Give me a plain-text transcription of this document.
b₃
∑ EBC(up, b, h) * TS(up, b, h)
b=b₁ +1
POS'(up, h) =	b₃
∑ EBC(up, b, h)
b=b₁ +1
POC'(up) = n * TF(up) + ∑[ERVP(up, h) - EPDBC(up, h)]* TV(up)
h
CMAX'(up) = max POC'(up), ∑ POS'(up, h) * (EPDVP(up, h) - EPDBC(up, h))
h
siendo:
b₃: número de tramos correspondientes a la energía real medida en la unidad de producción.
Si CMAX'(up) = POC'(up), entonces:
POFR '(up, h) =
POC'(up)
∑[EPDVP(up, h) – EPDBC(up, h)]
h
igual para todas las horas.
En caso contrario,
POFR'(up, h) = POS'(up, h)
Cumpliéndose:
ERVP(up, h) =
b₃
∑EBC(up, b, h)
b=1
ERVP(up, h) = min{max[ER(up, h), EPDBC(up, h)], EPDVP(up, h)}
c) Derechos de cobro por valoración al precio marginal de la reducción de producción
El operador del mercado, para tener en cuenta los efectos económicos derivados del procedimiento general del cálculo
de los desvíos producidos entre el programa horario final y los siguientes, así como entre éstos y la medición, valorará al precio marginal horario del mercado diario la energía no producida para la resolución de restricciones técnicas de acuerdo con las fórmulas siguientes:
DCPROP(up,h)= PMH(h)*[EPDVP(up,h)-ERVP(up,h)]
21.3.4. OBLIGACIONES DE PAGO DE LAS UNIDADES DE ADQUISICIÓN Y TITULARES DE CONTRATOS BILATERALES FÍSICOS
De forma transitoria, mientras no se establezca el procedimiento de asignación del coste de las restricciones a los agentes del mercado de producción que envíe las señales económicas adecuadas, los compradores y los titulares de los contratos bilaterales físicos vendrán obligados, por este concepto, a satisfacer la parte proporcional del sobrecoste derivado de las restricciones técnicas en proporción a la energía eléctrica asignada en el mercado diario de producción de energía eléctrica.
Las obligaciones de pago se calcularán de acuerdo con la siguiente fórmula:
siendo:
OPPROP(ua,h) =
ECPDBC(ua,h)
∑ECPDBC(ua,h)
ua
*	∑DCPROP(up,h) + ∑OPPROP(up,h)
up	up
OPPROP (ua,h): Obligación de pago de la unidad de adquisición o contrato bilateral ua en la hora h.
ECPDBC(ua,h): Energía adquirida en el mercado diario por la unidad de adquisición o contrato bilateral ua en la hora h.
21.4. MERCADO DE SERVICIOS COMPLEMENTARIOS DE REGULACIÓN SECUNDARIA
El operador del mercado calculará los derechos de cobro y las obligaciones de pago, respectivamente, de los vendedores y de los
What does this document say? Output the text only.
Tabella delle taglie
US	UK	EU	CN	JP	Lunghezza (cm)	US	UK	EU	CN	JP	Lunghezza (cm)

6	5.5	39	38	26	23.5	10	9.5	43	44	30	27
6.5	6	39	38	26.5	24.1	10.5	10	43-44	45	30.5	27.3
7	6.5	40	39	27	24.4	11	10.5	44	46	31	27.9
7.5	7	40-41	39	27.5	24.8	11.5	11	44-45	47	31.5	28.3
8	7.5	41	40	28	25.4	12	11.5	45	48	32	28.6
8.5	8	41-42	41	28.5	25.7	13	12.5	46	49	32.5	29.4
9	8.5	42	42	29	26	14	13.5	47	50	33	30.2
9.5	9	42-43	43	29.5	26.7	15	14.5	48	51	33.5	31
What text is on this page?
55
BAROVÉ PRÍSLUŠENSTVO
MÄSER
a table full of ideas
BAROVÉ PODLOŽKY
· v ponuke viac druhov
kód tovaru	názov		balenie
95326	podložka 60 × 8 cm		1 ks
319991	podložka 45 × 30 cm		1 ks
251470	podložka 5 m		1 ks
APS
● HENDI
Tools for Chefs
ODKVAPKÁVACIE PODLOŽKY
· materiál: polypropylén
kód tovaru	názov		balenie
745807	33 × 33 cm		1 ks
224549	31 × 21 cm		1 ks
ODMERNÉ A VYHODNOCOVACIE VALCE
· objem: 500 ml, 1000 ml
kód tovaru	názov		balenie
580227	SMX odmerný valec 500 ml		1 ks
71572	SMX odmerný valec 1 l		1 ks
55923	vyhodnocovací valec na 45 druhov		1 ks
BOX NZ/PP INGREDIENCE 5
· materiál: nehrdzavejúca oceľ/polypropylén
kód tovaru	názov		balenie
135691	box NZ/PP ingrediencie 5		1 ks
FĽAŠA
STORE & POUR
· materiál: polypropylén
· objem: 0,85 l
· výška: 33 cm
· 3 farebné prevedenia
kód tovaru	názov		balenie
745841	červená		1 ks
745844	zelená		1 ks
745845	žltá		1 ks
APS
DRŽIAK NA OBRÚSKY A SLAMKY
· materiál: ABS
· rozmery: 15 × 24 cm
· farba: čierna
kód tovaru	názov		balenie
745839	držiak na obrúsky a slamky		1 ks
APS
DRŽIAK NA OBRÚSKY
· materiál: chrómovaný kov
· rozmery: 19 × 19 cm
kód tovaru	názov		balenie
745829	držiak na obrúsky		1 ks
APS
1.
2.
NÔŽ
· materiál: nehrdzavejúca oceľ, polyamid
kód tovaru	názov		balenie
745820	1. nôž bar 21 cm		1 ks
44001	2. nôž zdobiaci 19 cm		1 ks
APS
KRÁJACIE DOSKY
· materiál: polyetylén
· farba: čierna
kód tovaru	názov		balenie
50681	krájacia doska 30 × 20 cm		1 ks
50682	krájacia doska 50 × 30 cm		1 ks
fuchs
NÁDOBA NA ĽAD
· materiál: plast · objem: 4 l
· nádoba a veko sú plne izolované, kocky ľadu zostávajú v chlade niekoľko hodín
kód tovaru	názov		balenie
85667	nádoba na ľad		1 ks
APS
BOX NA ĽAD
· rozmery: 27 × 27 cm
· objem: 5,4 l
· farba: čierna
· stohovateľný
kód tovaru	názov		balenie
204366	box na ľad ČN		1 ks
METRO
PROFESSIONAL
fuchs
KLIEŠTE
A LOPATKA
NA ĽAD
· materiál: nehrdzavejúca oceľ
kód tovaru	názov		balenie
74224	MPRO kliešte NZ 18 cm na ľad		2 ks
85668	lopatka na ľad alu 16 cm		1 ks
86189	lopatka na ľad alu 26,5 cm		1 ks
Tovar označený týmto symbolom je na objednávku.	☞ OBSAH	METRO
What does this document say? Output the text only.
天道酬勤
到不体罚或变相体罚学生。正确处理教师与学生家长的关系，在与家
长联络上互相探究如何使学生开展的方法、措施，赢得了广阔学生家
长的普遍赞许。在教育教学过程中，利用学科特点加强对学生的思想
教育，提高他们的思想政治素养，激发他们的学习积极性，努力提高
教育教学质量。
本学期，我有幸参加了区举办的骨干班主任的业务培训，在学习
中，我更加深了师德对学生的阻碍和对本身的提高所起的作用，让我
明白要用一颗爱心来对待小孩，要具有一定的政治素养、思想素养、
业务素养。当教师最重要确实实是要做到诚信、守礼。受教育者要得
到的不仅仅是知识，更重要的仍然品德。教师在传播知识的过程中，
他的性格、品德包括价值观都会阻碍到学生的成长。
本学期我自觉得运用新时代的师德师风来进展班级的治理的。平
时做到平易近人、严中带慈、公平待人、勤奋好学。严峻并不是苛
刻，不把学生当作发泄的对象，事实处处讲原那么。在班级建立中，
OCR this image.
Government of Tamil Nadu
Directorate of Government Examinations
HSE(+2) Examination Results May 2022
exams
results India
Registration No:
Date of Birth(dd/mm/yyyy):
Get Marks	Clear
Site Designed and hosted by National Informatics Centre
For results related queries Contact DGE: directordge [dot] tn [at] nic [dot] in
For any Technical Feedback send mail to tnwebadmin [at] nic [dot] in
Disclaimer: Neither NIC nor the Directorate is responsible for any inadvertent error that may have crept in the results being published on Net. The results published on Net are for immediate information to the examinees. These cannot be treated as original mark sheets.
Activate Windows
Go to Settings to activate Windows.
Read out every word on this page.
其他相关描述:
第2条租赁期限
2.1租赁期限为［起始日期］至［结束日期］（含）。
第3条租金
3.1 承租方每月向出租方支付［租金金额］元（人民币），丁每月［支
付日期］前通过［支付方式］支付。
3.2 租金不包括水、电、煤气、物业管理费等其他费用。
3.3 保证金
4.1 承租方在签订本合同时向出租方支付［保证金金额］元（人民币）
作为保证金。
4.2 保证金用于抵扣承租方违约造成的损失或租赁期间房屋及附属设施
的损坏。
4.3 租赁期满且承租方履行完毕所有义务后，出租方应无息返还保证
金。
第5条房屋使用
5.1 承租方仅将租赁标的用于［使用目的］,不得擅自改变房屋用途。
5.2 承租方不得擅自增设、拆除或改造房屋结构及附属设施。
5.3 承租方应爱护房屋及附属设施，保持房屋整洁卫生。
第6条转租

....

Task requirements:
From the records given above, copy all lines containing "valec".

Correct output:
580227	SMX odmerný valec 500 ml		1 ks
71572	SMX odmerný valec 1 l		1 ks
55923	vyhodnocovací valec na 45 druhov		1 ks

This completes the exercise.